AVAILABLE DATA:

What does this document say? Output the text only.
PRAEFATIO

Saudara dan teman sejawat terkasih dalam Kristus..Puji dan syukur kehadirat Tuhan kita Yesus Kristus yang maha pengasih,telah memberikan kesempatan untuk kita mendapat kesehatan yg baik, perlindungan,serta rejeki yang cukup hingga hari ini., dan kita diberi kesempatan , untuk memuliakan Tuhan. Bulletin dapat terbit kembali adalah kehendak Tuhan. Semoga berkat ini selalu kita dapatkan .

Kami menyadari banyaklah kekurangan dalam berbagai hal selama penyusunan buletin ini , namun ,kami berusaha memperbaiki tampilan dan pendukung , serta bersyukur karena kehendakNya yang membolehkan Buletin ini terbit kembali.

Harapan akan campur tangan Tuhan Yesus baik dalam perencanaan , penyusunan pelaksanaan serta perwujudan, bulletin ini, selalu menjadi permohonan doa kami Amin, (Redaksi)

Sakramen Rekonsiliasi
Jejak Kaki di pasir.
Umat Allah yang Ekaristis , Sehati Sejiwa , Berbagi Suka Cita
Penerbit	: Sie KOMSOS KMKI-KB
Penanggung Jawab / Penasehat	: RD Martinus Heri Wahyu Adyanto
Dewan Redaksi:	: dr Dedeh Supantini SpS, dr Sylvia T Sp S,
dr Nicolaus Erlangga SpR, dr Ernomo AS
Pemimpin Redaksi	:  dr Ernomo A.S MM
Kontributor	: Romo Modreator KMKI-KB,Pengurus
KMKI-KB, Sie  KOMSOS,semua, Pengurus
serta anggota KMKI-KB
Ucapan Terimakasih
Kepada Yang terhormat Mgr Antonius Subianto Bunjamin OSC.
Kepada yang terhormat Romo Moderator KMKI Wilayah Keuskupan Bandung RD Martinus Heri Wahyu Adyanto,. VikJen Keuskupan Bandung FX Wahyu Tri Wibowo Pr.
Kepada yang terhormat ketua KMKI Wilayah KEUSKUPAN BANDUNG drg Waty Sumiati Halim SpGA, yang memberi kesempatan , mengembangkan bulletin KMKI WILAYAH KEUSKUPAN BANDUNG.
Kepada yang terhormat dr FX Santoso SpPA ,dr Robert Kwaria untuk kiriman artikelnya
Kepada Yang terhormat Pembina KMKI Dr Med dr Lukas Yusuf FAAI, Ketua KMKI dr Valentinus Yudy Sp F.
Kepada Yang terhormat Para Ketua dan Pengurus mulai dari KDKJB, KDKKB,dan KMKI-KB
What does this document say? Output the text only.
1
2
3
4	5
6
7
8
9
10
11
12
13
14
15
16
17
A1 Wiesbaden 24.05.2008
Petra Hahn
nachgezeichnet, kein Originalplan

EXERCISE GOAL:
Pick out the lines above that hold the string "Kepada" and show them.

EXERCISE ANSWER:
Kepada Yang terhormat Mgr Antonius Subianto Bunjamin OSC.
Kepada yang terhormat Romo Moderator KMKI Wilayah Keuskupan Bandung RD Martinus Heri Wahyu Adyanto,. VikJen Keuskupan Bandung FX Wahyu Tri Wibowo Pr.
Kepada yang terhormat ketua KMKI Wilayah KEUSKUPAN BANDUNG drg Waty Sumiati Halim SpGA, yang memberi kesempatan , mengembangkan bulletin KMKI WILAYAH KEUSKUPAN BANDUNG.
Kepada yang terhormat dr FX Santoso SpPA ,dr Robert Kwaria untuk kiriman artikelnya
Kepada Yang terhormat Pembina KMKI Dr Med dr Lukas Yusuf FAAI, Ketua KMKI dr Valentinus Yudy Sp F.
Kepada Yang terhormat Para Ketua dan Pengurus mulai dari KDKJB, KDKKB,dan KMKI-KB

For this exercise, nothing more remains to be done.